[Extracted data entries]

"""

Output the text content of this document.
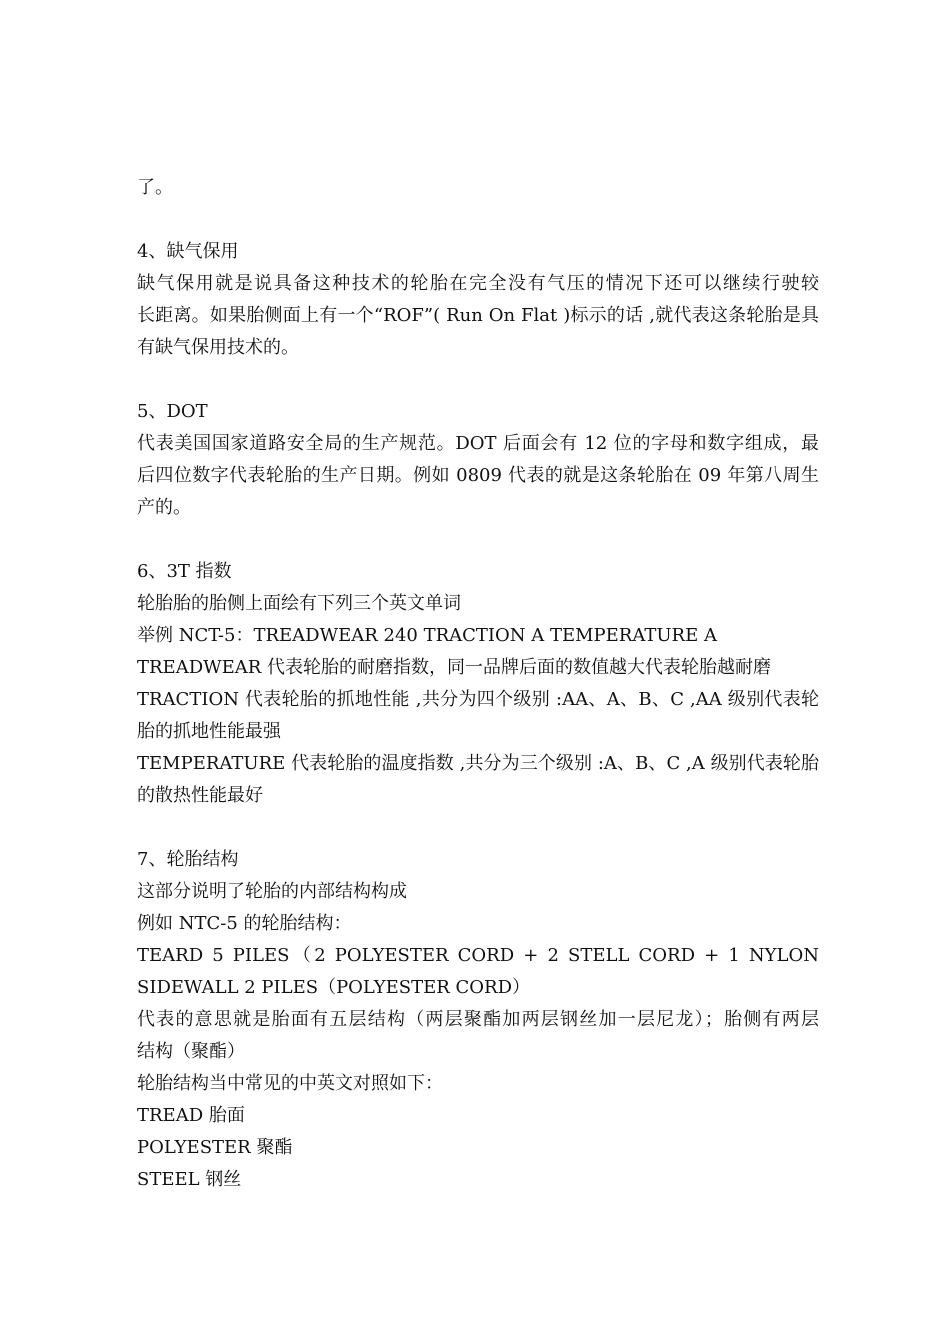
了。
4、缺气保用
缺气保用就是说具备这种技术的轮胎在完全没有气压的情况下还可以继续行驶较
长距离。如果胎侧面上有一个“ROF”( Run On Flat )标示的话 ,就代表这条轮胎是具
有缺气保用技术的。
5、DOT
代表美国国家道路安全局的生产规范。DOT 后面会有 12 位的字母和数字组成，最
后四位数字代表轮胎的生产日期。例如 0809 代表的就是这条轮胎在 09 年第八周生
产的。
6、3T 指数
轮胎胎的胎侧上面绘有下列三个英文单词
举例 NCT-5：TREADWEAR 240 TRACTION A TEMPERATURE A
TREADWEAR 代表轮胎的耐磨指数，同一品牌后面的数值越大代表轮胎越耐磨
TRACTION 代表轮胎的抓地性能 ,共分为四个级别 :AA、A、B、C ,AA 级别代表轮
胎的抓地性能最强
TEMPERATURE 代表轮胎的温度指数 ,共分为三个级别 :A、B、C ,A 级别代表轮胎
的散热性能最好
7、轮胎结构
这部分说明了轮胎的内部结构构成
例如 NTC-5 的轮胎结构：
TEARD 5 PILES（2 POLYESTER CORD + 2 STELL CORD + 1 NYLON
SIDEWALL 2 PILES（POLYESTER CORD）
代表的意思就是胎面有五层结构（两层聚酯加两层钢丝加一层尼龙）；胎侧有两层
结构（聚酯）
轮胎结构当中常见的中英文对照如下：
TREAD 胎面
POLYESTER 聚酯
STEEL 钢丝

"""

Above are the records. Identify each line that contains the word "POLYESTER".

TEARD 5 PILES（2 POLYESTER CORD + 2 STELL CORD + 1 NYLON
SIDEWALL 2 PILES（POLYESTER CORD）
POLYESTER 聚酯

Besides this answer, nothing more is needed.